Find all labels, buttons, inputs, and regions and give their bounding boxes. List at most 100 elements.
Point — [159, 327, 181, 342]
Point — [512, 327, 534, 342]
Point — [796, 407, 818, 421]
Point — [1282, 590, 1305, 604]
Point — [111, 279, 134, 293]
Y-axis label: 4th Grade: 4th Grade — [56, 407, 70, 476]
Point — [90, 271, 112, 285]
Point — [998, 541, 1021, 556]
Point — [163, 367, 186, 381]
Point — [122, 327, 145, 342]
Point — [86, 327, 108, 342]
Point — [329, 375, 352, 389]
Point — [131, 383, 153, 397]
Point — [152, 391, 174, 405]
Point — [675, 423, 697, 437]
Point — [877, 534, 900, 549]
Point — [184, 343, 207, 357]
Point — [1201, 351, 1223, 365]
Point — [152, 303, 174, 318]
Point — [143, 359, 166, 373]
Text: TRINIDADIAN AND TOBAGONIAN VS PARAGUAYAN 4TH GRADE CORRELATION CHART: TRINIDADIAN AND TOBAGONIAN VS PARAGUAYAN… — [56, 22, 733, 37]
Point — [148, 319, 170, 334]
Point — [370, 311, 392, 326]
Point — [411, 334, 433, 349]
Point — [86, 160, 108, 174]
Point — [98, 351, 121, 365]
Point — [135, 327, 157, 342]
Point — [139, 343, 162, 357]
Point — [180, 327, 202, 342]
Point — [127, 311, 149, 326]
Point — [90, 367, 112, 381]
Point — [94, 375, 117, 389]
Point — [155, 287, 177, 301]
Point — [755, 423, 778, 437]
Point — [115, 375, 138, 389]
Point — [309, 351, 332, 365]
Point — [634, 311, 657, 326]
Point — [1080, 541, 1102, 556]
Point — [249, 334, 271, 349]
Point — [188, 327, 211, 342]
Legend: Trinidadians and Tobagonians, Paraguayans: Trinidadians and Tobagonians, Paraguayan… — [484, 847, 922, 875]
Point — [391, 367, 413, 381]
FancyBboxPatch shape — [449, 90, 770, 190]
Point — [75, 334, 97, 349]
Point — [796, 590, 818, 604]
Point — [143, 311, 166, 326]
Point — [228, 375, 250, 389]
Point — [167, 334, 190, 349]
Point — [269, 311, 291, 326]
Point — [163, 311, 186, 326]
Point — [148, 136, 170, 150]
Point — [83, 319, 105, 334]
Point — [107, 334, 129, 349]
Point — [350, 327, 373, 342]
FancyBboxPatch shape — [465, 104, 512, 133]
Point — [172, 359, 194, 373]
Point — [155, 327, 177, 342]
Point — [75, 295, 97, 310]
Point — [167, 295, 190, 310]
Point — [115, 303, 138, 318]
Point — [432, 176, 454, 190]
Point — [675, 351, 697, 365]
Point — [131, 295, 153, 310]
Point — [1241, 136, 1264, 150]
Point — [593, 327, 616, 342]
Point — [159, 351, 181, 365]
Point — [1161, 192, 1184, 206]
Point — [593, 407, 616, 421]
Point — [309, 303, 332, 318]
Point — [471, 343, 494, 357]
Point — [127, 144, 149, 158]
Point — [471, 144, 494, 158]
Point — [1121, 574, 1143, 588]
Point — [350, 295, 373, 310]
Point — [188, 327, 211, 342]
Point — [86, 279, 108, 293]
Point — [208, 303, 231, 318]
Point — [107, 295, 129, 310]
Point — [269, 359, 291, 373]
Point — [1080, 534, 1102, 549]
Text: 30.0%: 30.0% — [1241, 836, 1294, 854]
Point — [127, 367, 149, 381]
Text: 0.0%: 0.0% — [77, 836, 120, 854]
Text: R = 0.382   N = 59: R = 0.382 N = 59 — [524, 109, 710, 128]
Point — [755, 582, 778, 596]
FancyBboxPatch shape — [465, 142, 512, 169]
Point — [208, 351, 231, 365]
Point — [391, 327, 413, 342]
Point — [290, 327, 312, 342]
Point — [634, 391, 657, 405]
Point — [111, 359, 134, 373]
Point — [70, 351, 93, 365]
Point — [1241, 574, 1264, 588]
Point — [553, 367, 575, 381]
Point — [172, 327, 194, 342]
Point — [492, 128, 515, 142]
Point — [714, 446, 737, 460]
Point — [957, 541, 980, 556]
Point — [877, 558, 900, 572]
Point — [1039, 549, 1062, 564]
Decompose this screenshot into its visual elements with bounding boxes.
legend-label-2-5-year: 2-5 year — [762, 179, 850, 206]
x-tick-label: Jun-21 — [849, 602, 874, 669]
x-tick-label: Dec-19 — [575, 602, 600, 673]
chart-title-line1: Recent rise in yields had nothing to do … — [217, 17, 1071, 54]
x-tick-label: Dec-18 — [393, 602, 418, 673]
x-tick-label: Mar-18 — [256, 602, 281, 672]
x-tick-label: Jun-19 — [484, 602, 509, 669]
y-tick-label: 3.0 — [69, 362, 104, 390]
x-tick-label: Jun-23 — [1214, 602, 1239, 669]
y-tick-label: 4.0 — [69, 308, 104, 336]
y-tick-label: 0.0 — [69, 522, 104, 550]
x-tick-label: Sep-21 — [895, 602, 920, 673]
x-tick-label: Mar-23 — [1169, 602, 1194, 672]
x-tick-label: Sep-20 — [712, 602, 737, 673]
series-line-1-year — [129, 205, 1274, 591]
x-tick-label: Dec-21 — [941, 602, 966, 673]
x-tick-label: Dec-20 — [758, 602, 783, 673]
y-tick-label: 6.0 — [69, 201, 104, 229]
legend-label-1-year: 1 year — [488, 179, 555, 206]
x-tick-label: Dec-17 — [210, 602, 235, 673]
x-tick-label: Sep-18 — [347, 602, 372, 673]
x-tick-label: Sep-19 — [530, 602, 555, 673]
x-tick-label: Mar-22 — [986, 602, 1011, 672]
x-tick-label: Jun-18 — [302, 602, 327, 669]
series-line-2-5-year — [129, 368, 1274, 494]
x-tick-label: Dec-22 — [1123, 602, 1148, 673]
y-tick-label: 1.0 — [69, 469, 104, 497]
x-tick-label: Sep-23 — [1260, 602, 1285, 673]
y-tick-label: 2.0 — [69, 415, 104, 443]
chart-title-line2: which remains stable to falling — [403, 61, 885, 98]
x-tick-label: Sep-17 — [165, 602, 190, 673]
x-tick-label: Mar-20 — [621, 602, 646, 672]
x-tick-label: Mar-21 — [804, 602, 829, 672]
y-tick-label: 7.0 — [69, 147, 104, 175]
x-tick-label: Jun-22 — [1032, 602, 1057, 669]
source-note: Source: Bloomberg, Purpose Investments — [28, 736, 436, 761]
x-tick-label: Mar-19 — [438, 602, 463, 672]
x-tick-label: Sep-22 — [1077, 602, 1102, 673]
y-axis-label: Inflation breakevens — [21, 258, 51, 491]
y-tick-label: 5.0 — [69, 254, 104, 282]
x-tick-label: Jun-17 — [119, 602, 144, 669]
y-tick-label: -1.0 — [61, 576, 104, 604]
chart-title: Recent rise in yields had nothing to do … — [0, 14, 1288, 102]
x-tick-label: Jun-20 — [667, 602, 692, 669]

# Exercise brief
Please copy every line of the entries above word for word, keeping each one unchanged.

# The completed task
Find all labels, buttons, inputs, and regions and give their bounding boxes. List at most 100 elements.
Point — [159, 327, 181, 342]
Point — [512, 327, 534, 342]
Point — [796, 407, 818, 421]
Point — [1282, 590, 1305, 604]
Point — [111, 279, 134, 293]
Y-axis label: 4th Grade: 4th Grade — [56, 407, 70, 476]
Point — [90, 271, 112, 285]
Point — [998, 541, 1021, 556]
Point — [163, 367, 186, 381]
Point — [122, 327, 145, 342]
Point — [86, 327, 108, 342]
Point — [329, 375, 352, 389]
Point — [131, 383, 153, 397]
Point — [152, 391, 174, 405]
Point — [675, 423, 697, 437]
Point — [877, 534, 900, 549]
Point — [184, 343, 207, 357]
Point — [1201, 351, 1223, 365]
Point — [152, 303, 174, 318]
Point — [143, 359, 166, 373]
Text: TRINIDADIAN AND TOBAGONIAN VS PARAGUAYAN 4TH GRADE CORRELATION CHART: TRINIDADIAN AND TOBAGONIAN VS PARAGUAYAN… — [56, 22, 733, 37]
Point — [148, 319, 170, 334]
Point — [370, 311, 392, 326]
Point — [411, 334, 433, 349]
Point — [86, 160, 108, 174]
Point — [98, 351, 121, 365]
Point — [135, 327, 157, 342]
Point — [139, 343, 162, 357]
Point — [180, 327, 202, 342]
Point — [127, 311, 149, 326]
Point — [90, 367, 112, 381]
Point — [94, 375, 117, 389]
Point — [155, 287, 177, 301]
Point — [755, 423, 778, 437]
Point — [115, 375, 138, 389]
Point — [309, 351, 332, 365]
Point — [634, 311, 657, 326]
Point — [1080, 541, 1102, 556]
Point — [249, 334, 271, 349]
Point — [188, 327, 211, 342]
Legend: Trinidadians and Tobagonians, Paraguayans: Trinidadians and Tobagonians, Paraguayan… — [484, 847, 922, 875]
Point — [391, 367, 413, 381]
FancyBboxPatch shape — [449, 90, 770, 190]
Point — [75, 334, 97, 349]
Point — [796, 590, 818, 604]
Point — [143, 311, 166, 326]
Point — [228, 375, 250, 389]
Point — [167, 334, 190, 349]
Point — [269, 311, 291, 326]
Point — [163, 311, 186, 326]
Point — [148, 136, 170, 150]
Point — [83, 319, 105, 334]
Point — [107, 334, 129, 349]
Point — [350, 327, 373, 342]
FancyBboxPatch shape — [465, 104, 512, 133]
Point — [172, 359, 194, 373]
Point — [155, 327, 177, 342]
Point — [75, 295, 97, 310]
Point — [167, 295, 190, 310]
Point — [115, 303, 138, 318]
Point — [432, 176, 454, 190]
Point — [675, 351, 697, 365]
Point — [131, 295, 153, 310]
Point — [1241, 136, 1264, 150]
Point — [593, 327, 616, 342]
Point — [159, 351, 181, 365]
Point — [1161, 192, 1184, 206]
Point — [593, 407, 616, 421]
Point — [309, 303, 332, 318]
Point — [471, 343, 494, 357]
Point — [127, 144, 149, 158]
Point — [471, 144, 494, 158]
Point — [1121, 574, 1143, 588]
Point — [350, 295, 373, 310]
Point — [188, 327, 211, 342]
Point — [86, 279, 108, 293]
Point — [208, 303, 231, 318]
Point — [107, 295, 129, 310]
Point — [269, 359, 291, 373]
Point — [1080, 534, 1102, 549]
Text: 30.0%: 30.0% — [1241, 836, 1294, 854]
Point — [127, 367, 149, 381]
Text: 0.0%: 0.0% — [77, 836, 120, 854]
Text: R = 0.382   N = 59: R = 0.382 N = 59 — [524, 109, 710, 128]
Point — [755, 582, 778, 596]
FancyBboxPatch shape — [465, 142, 512, 169]
Point — [208, 351, 231, 365]
Point — [391, 327, 413, 342]
Point — [290, 327, 312, 342]
Point — [634, 391, 657, 405]
Point — [111, 359, 134, 373]
Point — [70, 351, 93, 365]
Point — [1241, 574, 1264, 588]
Point — [553, 367, 575, 381]
Point — [172, 327, 194, 342]
Point — [492, 128, 515, 142]
Point — [714, 446, 737, 460]
Point — [957, 541, 980, 556]
Point — [877, 558, 900, 572]
Point — [1039, 549, 1062, 564]
Decompose this screenshot into its visual elements with bounding boxes.
legend-label-2-5-year: 2-5 year — [762, 179, 850, 206]
x-tick-label: Jun-21 — [849, 602, 874, 669]
x-tick-label: Dec-19 — [575, 602, 600, 673]
chart-title-line1: Recent rise in yields had nothing to do … — [217, 17, 1071, 54]
x-tick-label: Dec-18 — [393, 602, 418, 673]
x-tick-label: Mar-18 — [256, 602, 281, 672]
x-tick-label: Jun-19 — [484, 602, 509, 669]
y-tick-label: 3.0 — [69, 362, 104, 390]
x-tick-label: Jun-23 — [1214, 602, 1239, 669]
y-tick-label: 4.0 — [69, 308, 104, 336]
y-tick-label: 0.0 — [69, 522, 104, 550]
x-tick-label: Sep-21 — [895, 602, 920, 673]
x-tick-label: Mar-23 — [1169, 602, 1194, 672]
x-tick-label: Sep-20 — [712, 602, 737, 673]
series-line-1-year — [129, 205, 1274, 591]
x-tick-label: Dec-21 — [941, 602, 966, 673]
x-tick-label: Dec-20 — [758, 602, 783, 673]
y-tick-label: 6.0 — [69, 201, 104, 229]
legend-label-1-year: 1 year — [488, 179, 555, 206]
x-tick-label: Dec-17 — [210, 602, 235, 673]
x-tick-label: Sep-18 — [347, 602, 372, 673]
x-tick-label: Sep-19 — [530, 602, 555, 673]
x-tick-label: Mar-22 — [986, 602, 1011, 672]
x-tick-label: Jun-18 — [302, 602, 327, 669]
series-line-2-5-year — [129, 368, 1274, 494]
x-tick-label: Dec-22 — [1123, 602, 1148, 673]
y-tick-label: 1.0 — [69, 469, 104, 497]
x-tick-label: Sep-23 — [1260, 602, 1285, 673]
y-tick-label: 2.0 — [69, 415, 104, 443]
chart-title-line2: which remains stable to falling — [403, 61, 885, 98]
x-tick-label: Sep-17 — [165, 602, 190, 673]
x-tick-label: Mar-20 — [621, 602, 646, 672]
x-tick-label: Mar-21 — [804, 602, 829, 672]
y-tick-label: 7.0 — [69, 147, 104, 175]
x-tick-label: Jun-22 — [1032, 602, 1057, 669]
source-note: Source: Bloomberg, Purpose Investments — [28, 736, 436, 761]
x-tick-label: Mar-19 — [438, 602, 463, 672]
x-tick-label: Sep-22 — [1077, 602, 1102, 673]
y-axis-label: Inflation breakevens — [21, 258, 51, 491]
y-tick-label: 5.0 — [69, 254, 104, 282]
x-tick-label: Jun-17 — [119, 602, 144, 669]
y-tick-label: -1.0 — [61, 576, 104, 604]
chart-title: Recent rise in yields had nothing to do … — [0, 14, 1288, 102]
x-tick-label: Jun-20 — [667, 602, 692, 669]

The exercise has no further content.